The ministry has tested various contracting mechanisms from the developmental services accountability initiative which, once refined and implemented, will address accountability issues in transfer payment and directly operated operations.

Full implementation of the accountability initiative will result in the setting of expectations, improved contracting mechanisms, improved reporting and monitoring mechanisms and corrective action taken by the ministry if appropriate. For developmental services, this initiative will be phased in starting early in the new year.

Through the accountability initiative, the ministry will contract for results to be achieved with public funds invested at the client level as well as at the level of service provider. For instance, agencies will be expected to contract for services or supports with individuals. The individual support agreement will identify the supports provided, the associated costs, who is responsible for providing this service, and time frames for completion. Governance policy, which is currently being drafted, will clarify the ministry's expectations of boards of directors for all ministry-funded programs.

The auditor has provided us with several recommendations to improve how we monitor services delivered by our transfer payment agencies.

First I'd like to address the recommendations regarding program placement for individuals. The auditor said that to ensure individuals receive cost-effective services, the ministry should define appropriate levels of service to be provided to individuals and establish criteria for and monitor program admissions.

→ **MATERIAL**:
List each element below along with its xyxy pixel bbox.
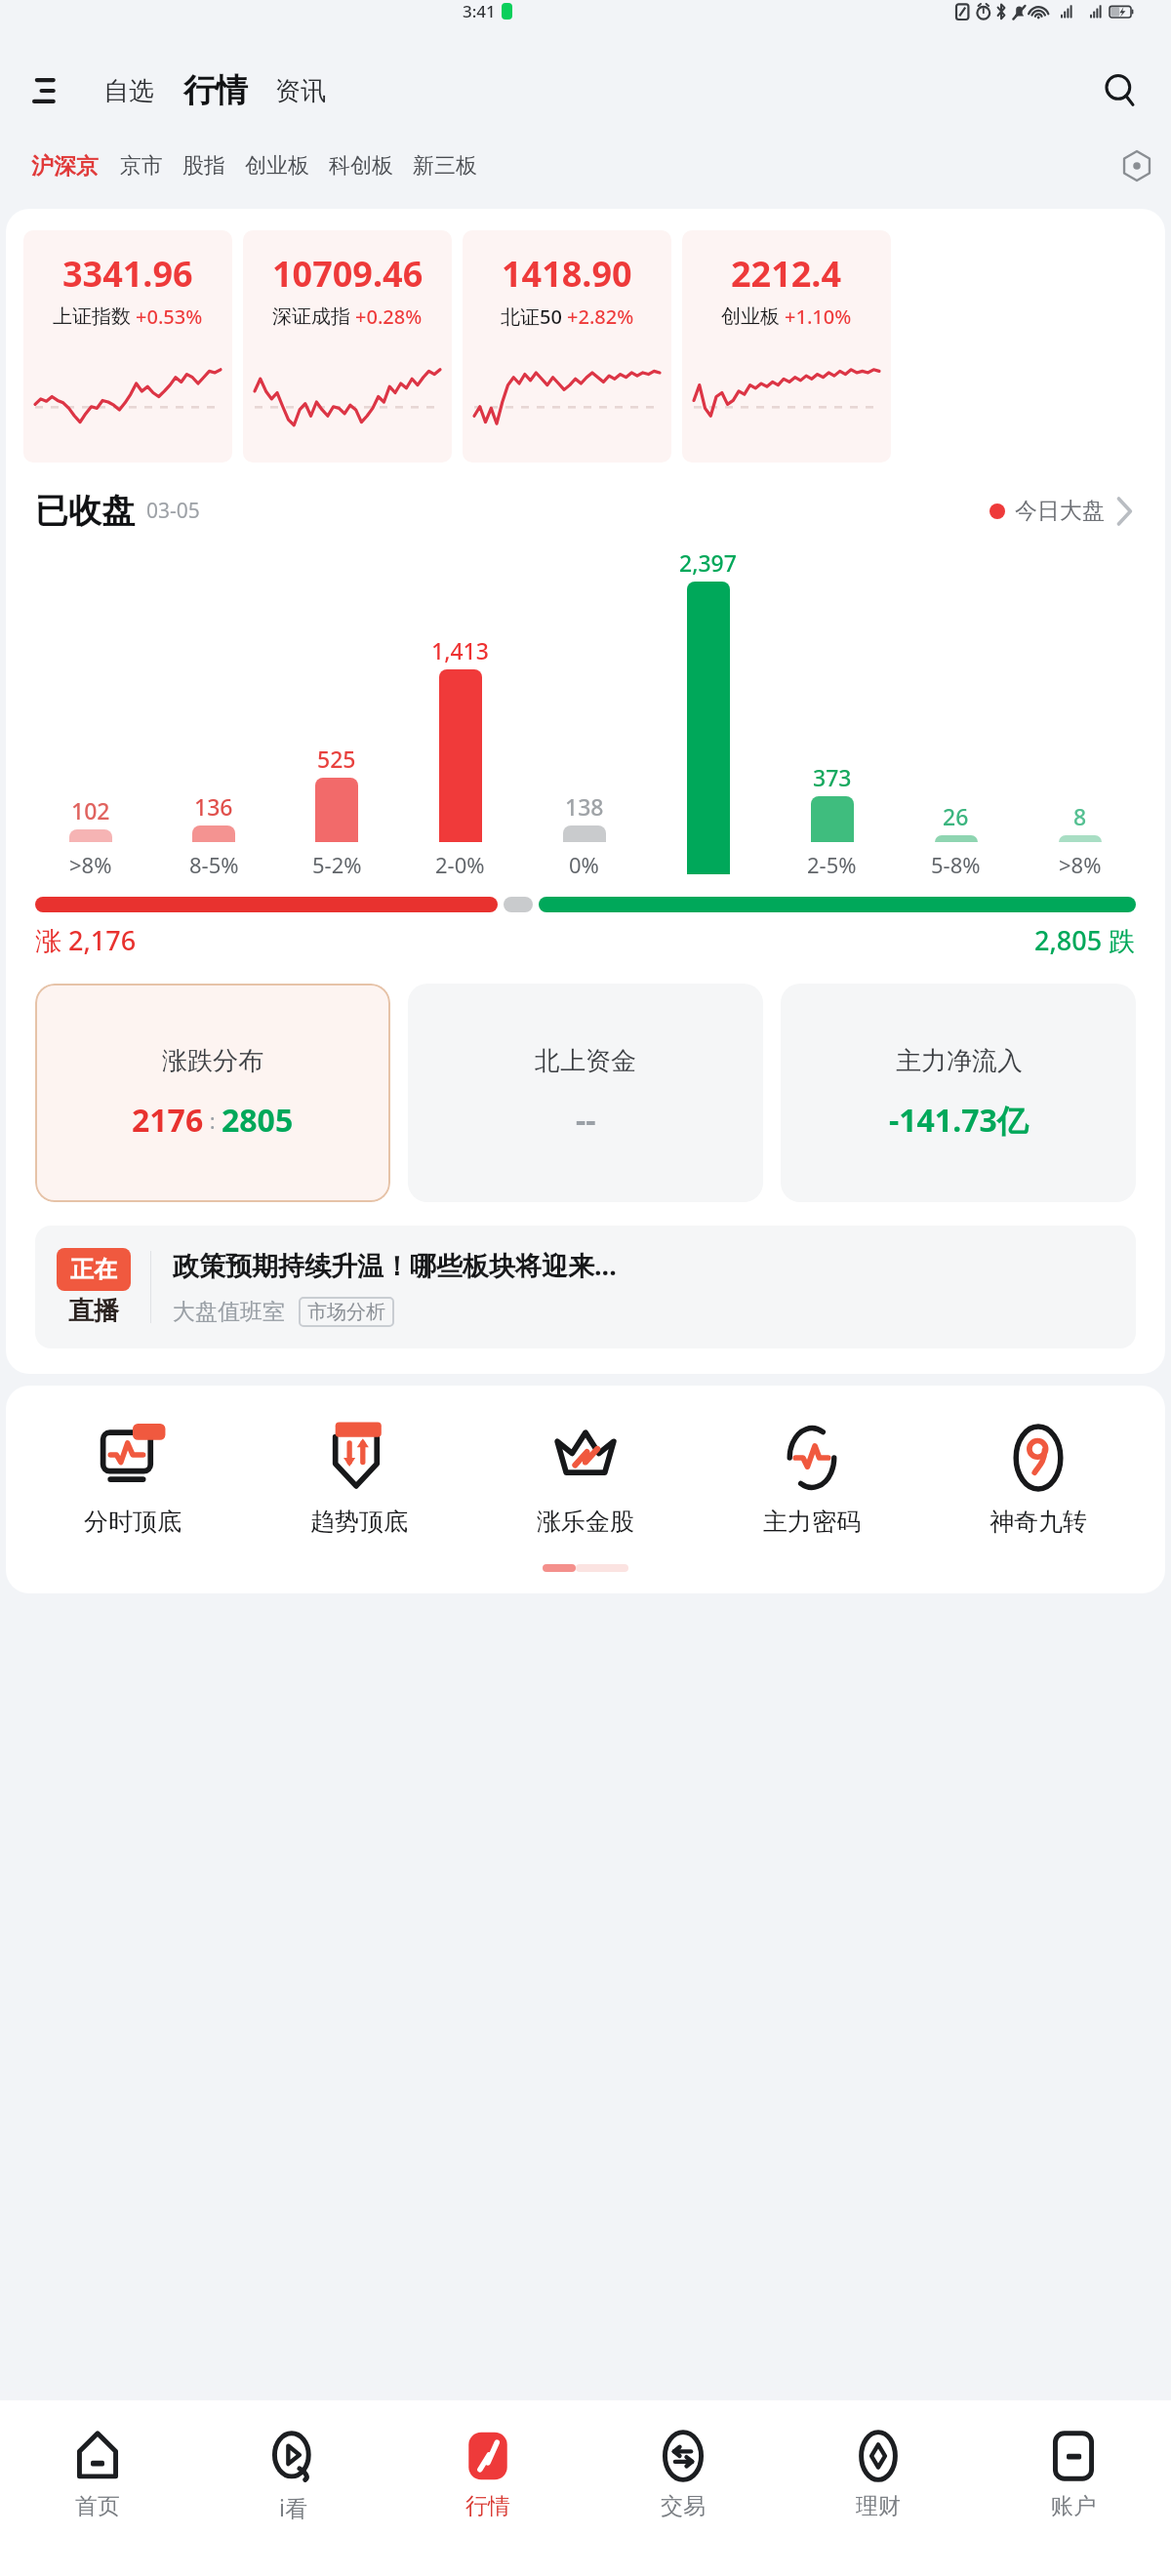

→ **TO DO**:
1) In the passage on the ministry's accountability initiative, when will the initiative begin to be phased in for developmental services?
2) Using the passage on the ministry's accountability initiative, state whether each statement agrees with it. Give yes or no, and quote the deciding words.
(a) The governance policy for ministry-funded programs has already been finalized.
(b) Agencies will be expected to contract for services or supports with individuals.
(c) The individual support agreement will identify the associated costs.

→ **SOLUTIONS TO THE EXERCISE**:
1) It will be phased in starting early in the new year.

2)
(a) No: "Governance policy, which is currently being drafted"
(b) Yes: "agencies will be expected to contract for services or supports with individuals"
(c) Yes: "The individual support agreement will identify the supports provided, the associated costs"